- **Exercise description**
Copy each line below that contains "Żydzi".

- **Material supplied**

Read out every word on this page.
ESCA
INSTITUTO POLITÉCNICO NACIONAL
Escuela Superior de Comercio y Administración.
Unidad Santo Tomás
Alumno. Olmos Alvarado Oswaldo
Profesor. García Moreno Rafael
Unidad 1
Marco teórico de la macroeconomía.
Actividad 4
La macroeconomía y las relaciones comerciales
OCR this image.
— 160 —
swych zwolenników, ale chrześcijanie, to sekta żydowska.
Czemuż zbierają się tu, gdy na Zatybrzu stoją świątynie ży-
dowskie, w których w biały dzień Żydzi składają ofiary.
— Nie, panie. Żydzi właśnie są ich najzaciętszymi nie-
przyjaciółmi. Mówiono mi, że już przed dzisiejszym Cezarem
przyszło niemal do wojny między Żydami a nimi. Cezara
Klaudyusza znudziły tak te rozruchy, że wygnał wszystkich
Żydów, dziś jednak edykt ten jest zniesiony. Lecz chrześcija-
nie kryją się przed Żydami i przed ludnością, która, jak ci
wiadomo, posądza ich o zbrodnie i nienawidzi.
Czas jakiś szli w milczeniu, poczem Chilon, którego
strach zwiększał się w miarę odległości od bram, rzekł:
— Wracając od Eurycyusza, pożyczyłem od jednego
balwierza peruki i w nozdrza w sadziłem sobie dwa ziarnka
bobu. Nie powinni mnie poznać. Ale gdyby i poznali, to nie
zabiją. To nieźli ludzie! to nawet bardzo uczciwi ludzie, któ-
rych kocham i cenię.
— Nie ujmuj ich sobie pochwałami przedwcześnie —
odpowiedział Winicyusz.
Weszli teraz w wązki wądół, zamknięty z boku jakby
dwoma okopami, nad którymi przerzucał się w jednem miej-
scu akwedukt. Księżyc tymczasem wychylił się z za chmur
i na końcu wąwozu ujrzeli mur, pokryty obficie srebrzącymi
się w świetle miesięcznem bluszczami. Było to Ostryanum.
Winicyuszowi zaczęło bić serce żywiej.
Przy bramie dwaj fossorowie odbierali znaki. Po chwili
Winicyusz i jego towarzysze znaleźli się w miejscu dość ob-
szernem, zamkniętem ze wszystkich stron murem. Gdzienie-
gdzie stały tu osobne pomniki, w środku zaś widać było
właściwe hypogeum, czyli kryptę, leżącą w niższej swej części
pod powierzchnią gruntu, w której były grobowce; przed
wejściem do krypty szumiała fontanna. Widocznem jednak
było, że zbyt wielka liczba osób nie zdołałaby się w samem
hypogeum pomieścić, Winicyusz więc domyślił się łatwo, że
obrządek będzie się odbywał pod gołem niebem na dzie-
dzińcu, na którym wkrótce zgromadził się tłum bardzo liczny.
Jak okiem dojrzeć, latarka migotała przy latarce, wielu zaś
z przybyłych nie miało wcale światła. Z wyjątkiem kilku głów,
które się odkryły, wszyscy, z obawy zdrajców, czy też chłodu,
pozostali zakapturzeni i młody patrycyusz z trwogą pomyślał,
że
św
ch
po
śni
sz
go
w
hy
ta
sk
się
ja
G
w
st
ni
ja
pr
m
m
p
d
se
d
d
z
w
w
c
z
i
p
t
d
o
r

- **Solution for this task**
dowskie, w których w biały dzień Żydzi składają ofiary.
— Nie, panie. Żydzi właśnie są ich najzaciętszymi nie-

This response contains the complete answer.